Work to complete:
Look through the data below. Pick out the lines holding the string "text".

(Rows from a dataset)
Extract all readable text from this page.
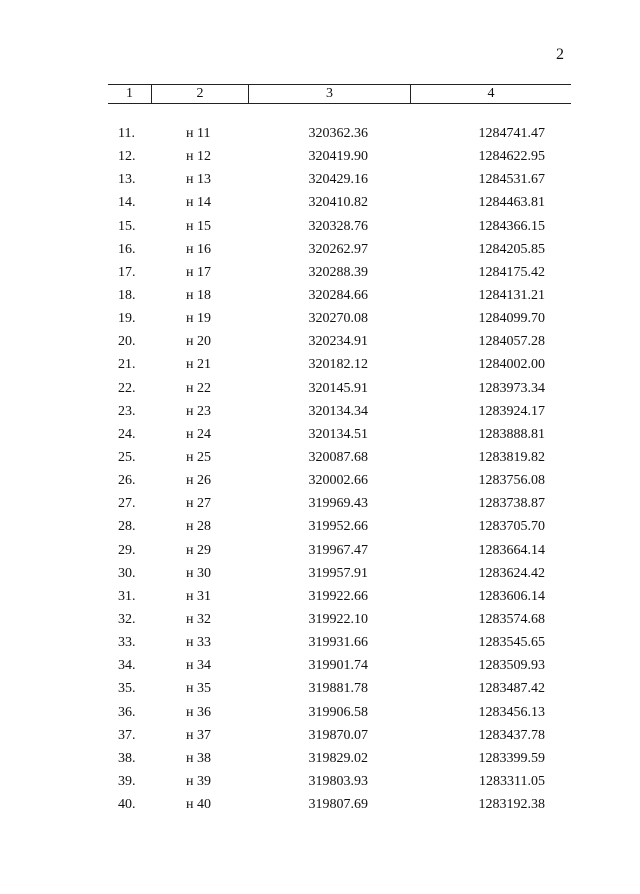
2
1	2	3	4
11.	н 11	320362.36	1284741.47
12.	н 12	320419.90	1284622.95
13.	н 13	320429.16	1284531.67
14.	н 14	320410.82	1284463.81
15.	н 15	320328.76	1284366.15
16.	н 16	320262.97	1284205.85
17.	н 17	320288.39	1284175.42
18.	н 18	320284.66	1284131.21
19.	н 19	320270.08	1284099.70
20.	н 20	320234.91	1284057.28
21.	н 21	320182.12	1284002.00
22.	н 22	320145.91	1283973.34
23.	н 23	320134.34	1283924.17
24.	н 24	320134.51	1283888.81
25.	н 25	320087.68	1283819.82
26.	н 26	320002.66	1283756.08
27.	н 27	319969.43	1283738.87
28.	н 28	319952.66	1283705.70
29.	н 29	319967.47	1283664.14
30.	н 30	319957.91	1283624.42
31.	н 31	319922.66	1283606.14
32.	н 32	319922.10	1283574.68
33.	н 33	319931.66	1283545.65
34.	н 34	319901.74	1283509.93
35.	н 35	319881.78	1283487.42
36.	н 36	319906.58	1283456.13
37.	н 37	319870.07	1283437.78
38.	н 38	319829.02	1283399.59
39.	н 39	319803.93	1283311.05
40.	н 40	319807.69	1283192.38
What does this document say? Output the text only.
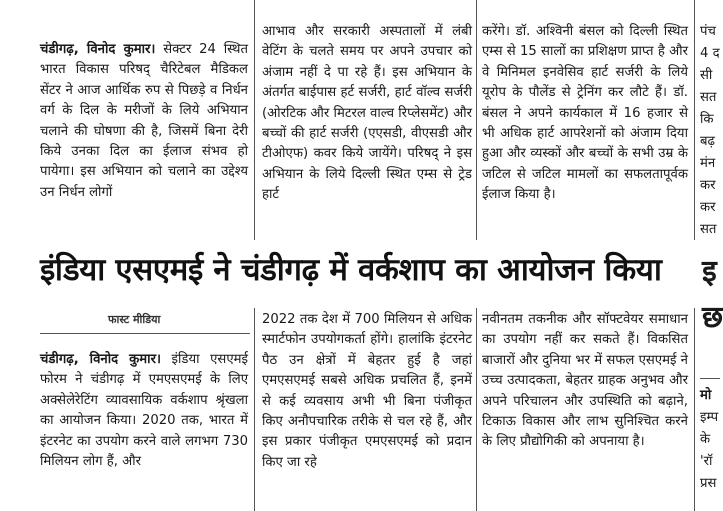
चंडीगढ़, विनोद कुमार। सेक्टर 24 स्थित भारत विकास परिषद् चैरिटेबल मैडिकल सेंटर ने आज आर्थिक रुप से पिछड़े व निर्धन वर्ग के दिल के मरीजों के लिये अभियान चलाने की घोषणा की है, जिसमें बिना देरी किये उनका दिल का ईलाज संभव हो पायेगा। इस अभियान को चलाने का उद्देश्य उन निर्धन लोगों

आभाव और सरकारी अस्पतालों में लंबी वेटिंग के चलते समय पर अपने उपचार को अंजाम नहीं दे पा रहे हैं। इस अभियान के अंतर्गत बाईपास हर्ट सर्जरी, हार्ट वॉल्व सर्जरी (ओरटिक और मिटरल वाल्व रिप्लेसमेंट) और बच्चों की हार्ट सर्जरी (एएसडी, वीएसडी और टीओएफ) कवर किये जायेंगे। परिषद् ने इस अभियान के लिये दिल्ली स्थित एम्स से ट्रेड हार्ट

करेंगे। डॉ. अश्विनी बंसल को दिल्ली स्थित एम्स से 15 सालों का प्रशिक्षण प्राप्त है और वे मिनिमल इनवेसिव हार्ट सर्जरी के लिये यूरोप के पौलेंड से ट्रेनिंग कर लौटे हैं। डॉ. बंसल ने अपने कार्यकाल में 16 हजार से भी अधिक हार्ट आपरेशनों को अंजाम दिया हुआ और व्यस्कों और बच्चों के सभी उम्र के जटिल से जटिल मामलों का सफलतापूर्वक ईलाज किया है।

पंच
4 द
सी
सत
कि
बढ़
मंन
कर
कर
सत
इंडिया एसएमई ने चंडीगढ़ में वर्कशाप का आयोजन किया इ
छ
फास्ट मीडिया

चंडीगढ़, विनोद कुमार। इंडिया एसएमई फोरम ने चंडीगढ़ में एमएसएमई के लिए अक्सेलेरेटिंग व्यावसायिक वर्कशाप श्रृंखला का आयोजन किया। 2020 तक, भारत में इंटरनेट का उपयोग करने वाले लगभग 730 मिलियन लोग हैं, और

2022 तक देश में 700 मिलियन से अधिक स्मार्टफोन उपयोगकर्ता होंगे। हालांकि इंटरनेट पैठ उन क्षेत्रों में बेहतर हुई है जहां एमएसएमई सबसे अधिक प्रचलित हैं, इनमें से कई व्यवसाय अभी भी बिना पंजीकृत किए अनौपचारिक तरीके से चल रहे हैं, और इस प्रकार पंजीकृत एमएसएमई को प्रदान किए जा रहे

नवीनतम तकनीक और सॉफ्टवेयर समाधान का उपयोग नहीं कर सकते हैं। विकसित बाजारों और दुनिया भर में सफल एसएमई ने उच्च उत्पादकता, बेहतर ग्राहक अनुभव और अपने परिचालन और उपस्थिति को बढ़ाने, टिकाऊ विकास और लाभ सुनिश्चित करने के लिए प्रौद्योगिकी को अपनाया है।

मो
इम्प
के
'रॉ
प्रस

Exercise output:
Extract all readable text from this page.
What does this document say? Output the text only.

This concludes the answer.